DATA PROVIDED:
====

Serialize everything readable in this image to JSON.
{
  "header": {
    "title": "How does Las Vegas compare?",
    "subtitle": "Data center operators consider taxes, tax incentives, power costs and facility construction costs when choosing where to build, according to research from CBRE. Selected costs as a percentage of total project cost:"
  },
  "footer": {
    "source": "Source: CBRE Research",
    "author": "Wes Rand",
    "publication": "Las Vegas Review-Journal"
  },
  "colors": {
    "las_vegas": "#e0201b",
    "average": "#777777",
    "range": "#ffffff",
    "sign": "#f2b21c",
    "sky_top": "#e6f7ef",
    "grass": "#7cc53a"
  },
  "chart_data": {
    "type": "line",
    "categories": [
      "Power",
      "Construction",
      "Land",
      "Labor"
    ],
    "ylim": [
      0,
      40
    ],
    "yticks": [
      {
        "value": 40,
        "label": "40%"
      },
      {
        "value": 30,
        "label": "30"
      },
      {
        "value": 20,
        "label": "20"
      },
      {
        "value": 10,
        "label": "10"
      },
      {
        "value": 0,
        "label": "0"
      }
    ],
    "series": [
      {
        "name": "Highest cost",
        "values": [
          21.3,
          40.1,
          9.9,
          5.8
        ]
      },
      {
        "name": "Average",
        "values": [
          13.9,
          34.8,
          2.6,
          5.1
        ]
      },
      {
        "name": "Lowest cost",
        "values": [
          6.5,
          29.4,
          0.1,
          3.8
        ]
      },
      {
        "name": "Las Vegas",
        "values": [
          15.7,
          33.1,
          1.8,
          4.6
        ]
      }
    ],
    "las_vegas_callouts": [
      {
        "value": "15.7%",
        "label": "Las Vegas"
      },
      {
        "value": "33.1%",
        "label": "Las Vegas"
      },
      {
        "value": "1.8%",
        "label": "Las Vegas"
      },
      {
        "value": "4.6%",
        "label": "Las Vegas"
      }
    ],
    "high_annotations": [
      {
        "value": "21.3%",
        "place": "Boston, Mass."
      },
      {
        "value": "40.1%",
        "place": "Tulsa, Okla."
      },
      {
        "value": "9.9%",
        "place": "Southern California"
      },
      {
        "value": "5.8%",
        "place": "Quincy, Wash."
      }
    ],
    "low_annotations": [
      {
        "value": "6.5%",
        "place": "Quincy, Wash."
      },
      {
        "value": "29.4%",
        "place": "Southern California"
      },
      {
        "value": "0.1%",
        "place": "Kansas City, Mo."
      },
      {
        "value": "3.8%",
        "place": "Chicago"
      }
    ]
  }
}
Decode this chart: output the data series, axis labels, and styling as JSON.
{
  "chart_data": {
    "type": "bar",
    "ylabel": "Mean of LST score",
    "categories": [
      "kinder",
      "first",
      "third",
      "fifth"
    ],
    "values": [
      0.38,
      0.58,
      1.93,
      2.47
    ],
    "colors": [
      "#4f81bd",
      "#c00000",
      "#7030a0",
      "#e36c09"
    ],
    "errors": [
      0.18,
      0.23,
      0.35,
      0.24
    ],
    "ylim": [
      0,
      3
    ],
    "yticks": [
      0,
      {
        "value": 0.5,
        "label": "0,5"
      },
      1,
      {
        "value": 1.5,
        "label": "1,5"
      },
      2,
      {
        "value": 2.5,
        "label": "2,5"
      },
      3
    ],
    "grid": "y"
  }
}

====

DIRECTIONS:
Take each line of the material that contains the word "this" and list it.

CORRECT RESULT:
Serialize everything readable in this image to JSON.
Decode this chart: output the data series, axis labels, and styling as JSON.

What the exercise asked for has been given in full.